● SET PROBLEM
Output only the span of lines that begins at the line containing "What's the underlying" and ends at the last line of the data, both included, exactly as they appear.

● SOURCE MATERIAL
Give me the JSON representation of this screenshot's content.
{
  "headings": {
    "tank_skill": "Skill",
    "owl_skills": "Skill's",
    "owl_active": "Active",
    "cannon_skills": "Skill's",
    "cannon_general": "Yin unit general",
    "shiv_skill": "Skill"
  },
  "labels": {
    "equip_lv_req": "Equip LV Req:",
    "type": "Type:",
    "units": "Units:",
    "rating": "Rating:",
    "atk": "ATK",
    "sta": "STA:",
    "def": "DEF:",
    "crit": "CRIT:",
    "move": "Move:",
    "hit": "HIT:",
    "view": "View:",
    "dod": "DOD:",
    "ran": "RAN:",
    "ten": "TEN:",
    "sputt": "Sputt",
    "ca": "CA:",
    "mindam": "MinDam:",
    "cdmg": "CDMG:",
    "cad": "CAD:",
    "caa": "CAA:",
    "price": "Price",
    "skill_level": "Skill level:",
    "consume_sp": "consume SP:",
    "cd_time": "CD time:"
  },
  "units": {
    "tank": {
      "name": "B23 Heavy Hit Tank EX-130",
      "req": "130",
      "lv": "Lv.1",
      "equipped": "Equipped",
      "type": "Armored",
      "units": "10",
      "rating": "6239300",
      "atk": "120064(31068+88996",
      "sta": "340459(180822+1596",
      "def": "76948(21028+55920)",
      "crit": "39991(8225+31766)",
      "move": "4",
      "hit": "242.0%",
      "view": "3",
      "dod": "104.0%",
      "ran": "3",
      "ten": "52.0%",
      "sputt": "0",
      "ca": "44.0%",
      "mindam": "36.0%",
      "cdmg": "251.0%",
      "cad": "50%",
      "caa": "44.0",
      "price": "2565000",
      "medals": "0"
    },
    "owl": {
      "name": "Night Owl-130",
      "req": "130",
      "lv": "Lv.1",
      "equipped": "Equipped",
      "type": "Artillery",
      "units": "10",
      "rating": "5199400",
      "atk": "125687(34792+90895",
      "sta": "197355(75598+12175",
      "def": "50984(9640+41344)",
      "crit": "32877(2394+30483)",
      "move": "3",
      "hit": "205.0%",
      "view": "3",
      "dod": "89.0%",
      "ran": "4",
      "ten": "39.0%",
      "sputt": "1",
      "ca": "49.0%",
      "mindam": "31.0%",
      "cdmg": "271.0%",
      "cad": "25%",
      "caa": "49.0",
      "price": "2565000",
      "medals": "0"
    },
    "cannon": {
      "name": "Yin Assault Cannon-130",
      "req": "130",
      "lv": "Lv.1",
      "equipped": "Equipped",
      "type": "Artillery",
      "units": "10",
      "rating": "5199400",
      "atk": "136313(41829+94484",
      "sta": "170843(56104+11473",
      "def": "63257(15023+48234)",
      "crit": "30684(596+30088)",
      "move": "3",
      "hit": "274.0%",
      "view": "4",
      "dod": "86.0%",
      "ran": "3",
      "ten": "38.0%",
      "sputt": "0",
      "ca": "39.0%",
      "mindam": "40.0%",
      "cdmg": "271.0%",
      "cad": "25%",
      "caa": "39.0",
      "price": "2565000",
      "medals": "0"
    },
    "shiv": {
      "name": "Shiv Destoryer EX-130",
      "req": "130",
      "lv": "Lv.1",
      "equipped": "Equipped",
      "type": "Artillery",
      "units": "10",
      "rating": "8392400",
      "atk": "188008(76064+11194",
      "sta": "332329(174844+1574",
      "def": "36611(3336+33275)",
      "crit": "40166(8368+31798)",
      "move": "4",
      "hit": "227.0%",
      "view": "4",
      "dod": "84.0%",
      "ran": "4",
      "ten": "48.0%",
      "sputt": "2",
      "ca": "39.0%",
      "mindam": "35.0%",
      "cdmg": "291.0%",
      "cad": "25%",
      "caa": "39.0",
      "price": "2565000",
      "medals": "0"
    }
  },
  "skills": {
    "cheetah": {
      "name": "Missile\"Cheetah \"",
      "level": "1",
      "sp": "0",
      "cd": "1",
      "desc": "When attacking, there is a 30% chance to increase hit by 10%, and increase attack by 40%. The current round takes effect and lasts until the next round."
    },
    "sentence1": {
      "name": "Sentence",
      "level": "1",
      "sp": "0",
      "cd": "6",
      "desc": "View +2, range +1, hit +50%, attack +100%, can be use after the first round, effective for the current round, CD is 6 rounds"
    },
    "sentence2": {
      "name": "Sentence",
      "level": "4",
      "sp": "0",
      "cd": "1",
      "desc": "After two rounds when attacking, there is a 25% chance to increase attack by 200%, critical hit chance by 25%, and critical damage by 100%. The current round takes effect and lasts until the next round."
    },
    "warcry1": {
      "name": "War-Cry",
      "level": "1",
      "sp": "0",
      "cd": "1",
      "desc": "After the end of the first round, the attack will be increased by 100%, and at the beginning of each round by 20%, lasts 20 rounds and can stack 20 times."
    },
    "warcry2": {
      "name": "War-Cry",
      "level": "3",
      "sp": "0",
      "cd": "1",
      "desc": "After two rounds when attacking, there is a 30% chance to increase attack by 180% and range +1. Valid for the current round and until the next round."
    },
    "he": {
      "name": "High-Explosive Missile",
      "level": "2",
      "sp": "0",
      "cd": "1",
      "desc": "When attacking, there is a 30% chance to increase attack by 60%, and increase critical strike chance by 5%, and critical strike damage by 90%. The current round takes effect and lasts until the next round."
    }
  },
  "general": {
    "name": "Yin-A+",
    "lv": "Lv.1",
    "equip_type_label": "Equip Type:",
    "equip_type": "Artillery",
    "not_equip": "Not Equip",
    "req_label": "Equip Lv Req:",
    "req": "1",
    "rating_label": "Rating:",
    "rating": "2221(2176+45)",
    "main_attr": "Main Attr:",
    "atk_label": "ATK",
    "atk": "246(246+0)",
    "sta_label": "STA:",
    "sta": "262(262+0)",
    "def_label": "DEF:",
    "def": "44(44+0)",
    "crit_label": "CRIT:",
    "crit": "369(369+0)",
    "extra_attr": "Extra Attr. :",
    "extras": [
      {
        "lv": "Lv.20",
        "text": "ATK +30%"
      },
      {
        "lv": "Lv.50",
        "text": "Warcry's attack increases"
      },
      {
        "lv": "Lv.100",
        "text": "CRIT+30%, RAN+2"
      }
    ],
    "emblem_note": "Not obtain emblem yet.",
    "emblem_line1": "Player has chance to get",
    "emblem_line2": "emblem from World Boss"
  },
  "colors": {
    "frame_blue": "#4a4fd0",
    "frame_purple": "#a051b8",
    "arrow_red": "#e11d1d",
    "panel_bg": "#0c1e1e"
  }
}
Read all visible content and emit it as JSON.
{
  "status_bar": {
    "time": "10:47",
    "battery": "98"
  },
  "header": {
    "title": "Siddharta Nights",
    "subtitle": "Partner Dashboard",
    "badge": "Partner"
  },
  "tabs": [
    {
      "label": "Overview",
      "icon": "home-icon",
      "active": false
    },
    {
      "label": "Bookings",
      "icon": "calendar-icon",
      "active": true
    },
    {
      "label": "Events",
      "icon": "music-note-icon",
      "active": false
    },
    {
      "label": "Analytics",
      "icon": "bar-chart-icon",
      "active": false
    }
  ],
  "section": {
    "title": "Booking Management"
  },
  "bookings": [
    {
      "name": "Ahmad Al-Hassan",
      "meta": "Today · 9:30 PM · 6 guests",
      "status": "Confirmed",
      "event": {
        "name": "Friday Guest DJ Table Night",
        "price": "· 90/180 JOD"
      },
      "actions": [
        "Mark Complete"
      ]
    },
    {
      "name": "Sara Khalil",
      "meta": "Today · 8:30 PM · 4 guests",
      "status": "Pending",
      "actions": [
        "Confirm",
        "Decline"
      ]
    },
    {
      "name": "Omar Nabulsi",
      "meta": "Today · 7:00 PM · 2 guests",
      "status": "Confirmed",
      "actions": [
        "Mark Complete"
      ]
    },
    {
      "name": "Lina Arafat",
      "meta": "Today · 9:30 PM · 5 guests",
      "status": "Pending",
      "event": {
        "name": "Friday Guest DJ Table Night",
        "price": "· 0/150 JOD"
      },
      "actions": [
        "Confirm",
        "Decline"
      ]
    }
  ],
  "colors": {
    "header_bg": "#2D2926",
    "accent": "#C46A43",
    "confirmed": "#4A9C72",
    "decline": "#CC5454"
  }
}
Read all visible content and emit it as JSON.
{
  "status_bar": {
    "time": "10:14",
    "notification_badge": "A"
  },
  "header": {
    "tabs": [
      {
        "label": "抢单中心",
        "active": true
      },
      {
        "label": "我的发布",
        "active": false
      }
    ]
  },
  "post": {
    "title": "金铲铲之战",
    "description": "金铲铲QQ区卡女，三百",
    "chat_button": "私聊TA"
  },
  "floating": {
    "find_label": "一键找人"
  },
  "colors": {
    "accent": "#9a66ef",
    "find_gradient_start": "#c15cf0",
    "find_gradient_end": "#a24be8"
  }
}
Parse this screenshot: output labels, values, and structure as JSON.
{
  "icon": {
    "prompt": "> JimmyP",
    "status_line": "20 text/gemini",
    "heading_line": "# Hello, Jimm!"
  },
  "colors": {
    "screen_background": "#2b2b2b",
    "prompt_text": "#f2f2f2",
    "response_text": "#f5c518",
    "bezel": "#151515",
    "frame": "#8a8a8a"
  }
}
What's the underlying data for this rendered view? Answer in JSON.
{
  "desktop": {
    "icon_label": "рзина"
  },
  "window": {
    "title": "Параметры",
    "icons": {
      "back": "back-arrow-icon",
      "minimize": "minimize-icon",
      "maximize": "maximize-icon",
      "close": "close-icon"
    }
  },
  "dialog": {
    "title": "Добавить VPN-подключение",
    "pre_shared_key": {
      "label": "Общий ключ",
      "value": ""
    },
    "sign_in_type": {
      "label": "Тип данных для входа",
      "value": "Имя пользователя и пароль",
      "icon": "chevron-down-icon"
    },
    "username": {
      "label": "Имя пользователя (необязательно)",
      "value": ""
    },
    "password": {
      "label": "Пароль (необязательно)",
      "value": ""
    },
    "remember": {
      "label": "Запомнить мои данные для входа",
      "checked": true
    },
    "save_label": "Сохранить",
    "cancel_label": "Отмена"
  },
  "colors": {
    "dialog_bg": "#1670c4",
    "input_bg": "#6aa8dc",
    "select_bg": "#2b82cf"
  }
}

● WORKED ANSWER
What's the underlying data for this rendered view? Answer in JSON.
{
  "desktop": {
    "icon_label": "рзина"
  },
  "window": {
    "title": "Параметры",
    "icons": {
      "back": "back-arrow-icon",
      "minimize": "minimize-icon",
      "maximize": "maximize-icon",
      "close": "close-icon"
    }
  },
  "dialog": {
    "title": "Добавить VPN-подключение",
    "pre_shared_key": {
      "label": "Общий ключ",
      "value": ""
    },
    "sign_in_type": {
      "label": "Тип данных для входа",
      "value": "Имя пользователя и пароль",
      "icon": "chevron-down-icon"
    },
    "username": {
      "label": "Имя пользователя (необязательно)",
      "value": ""
    },
    "password": {
      "label": "Пароль (необязательно)",
      "value": ""
    },
    "remember": {
      "label": "Запомнить мои данные для входа",
      "checked": true
    },
    "save_label": "Сохранить",
    "cancel_label": "Отмена"
  },
  "colors": {
    "dialog_bg": "#1670c4",
    "input_bg": "#6aa8dc",
    "select_bg": "#2b82cf"
  }
}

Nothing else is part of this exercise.